TASK BRIEF: Can you output the records below exactly as they are written?

INFORMATION SHOWN:
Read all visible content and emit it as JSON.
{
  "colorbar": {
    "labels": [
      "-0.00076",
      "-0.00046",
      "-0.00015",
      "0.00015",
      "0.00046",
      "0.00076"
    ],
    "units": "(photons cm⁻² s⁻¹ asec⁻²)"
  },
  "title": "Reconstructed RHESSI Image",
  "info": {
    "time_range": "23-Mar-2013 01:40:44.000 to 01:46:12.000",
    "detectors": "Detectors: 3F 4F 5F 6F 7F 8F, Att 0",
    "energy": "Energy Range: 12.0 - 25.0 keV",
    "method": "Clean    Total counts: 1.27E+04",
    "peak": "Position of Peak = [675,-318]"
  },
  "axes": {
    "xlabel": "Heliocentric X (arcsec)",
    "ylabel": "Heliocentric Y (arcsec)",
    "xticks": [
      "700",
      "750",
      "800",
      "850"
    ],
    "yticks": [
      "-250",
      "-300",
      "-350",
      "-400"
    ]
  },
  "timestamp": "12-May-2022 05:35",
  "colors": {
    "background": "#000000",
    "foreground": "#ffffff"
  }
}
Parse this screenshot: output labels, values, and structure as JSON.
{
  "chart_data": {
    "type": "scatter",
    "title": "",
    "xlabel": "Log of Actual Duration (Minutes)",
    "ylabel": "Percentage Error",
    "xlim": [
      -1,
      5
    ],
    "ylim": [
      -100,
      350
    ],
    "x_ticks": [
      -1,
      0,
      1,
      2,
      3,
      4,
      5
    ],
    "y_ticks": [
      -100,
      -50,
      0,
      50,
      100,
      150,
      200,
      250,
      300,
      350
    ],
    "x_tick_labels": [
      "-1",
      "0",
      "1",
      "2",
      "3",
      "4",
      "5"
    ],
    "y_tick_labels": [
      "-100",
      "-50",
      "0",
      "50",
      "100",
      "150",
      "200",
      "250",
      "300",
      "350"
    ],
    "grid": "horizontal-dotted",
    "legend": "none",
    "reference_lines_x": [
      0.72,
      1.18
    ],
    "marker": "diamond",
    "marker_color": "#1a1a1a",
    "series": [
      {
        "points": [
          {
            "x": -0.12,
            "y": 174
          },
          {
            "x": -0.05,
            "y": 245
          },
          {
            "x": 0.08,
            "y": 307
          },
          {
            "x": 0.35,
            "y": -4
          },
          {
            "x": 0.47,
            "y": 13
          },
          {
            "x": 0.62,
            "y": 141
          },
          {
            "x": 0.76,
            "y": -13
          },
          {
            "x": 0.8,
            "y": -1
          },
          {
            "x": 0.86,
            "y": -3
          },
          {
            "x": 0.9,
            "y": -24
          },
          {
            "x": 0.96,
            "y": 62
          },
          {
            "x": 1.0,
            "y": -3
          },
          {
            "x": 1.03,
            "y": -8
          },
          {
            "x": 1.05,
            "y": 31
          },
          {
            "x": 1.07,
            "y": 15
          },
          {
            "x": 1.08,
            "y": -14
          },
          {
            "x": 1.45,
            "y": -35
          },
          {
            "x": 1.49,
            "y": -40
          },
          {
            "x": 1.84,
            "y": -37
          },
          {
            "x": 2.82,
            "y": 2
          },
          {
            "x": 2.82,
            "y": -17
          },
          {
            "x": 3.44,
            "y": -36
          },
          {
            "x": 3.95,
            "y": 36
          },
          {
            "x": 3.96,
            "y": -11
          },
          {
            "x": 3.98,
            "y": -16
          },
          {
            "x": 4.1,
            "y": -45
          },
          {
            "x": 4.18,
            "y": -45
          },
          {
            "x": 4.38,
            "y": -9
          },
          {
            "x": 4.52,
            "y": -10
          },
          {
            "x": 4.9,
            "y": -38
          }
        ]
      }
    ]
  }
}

THE SOLUTION:
Read all visible content and emit it as JSON.
{
  "colorbar": {
    "labels": [
      "-0.00076",
      "-0.00046",
      "-0.00015",
      "0.00015",
      "0.00046",
      "0.00076"
    ],
    "units": "(photons cm⁻² s⁻¹ asec⁻²)"
  },
  "title": "Reconstructed RHESSI Image",
  "info": {
    "time_range": "23-Mar-2013 01:40:44.000 to 01:46:12.000",
    "detectors": "Detectors: 3F 4F 5F 6F 7F 8F, Att 0",
    "energy": "Energy Range: 12.0 - 25.0 keV",
    "method": "Clean    Total counts: 1.27E+04",
    "peak": "Position of Peak = [675,-318]"
  },
  "axes": {
    "xlabel": "Heliocentric X (arcsec)",
    "ylabel": "Heliocentric Y (arcsec)",
    "xticks": [
      "700",
      "750",
      "800",
      "850"
    ],
    "yticks": [
      "-250",
      "-300",
      "-350",
      "-400"
    ]
  },
  "timestamp": "12-May-2022 05:35",
  "colors": {
    "background": "#000000",
    "foreground": "#ffffff"
  }
}
Parse this screenshot: output labels, values, and structure as JSON.
{
  "chart_data": {
    "type": "scatter",
    "title": "",
    "xlabel": "Log of Actual Duration (Minutes)",
    "ylabel": "Percentage Error",
    "xlim": [
      -1,
      5
    ],
    "ylim": [
      -100,
      350
    ],
    "x_ticks": [
      -1,
      0,
      1,
      2,
      3,
      4,
      5
    ],
    "y_ticks": [
      -100,
      -50,
      0,
      50,
      100,
      150,
      200,
      250,
      300,
      350
    ],
    "x_tick_labels": [
      "-1",
      "0",
      "1",
      "2",
      "3",
      "4",
      "5"
    ],
    "y_tick_labels": [
      "-100",
      "-50",
      "0",
      "50",
      "100",
      "150",
      "200",
      "250",
      "300",
      "350"
    ],
    "grid": "horizontal-dotted",
    "legend": "none",
    "reference_lines_x": [
      0.72,
      1.18
    ],
    "marker": "diamond",
    "marker_color": "#1a1a1a",
    "series": [
      {
        "points": [
          {
            "x": -0.12,
            "y": 174
          },
          {
            "x": -0.05,
            "y": 245
          },
          {
            "x": 0.08,
            "y": 307
          },
          {
            "x": 0.35,
            "y": -4
          },
          {
            "x": 0.47,
            "y": 13
          },
          {
            "x": 0.62,
            "y": 141
          },
          {
            "x": 0.76,
            "y": -13
          },
          {
            "x": 0.8,
            "y": -1
          },
          {
            "x": 0.86,
            "y": -3
          },
          {
            "x": 0.9,
            "y": -24
          },
          {
            "x": 0.96,
            "y": 62
          },
          {
            "x": 1.0,
            "y": -3
          },
          {
            "x": 1.03,
            "y": -8
          },
          {
            "x": 1.05,
            "y": 31
          },
          {
            "x": 1.07,
            "y": 15
          },
          {
            "x": 1.08,
            "y": -14
          },
          {
            "x": 1.45,
            "y": -35
          },
          {
            "x": 1.49,
            "y": -40
          },
          {
            "x": 1.84,
            "y": -37
          },
          {
            "x": 2.82,
            "y": 2
          },
          {
            "x": 2.82,
            "y": -17
          },
          {
            "x": 3.44,
            "y": -36
          },
          {
            "x": 3.95,
            "y": 36
          },
          {
            "x": 3.96,
            "y": -11
          },
          {
            "x": 3.98,
            "y": -16
          },
          {
            "x": 4.1,
            "y": -45
          },
          {
            "x": 4.18,
            "y": -45
          },
          {
            "x": 4.38,
            "y": -9
          },
          {
            "x": 4.52,
            "y": -10
          },
          {
            "x": 4.9,
            "y": -38
          }
        ]
      }
    ]
  }
}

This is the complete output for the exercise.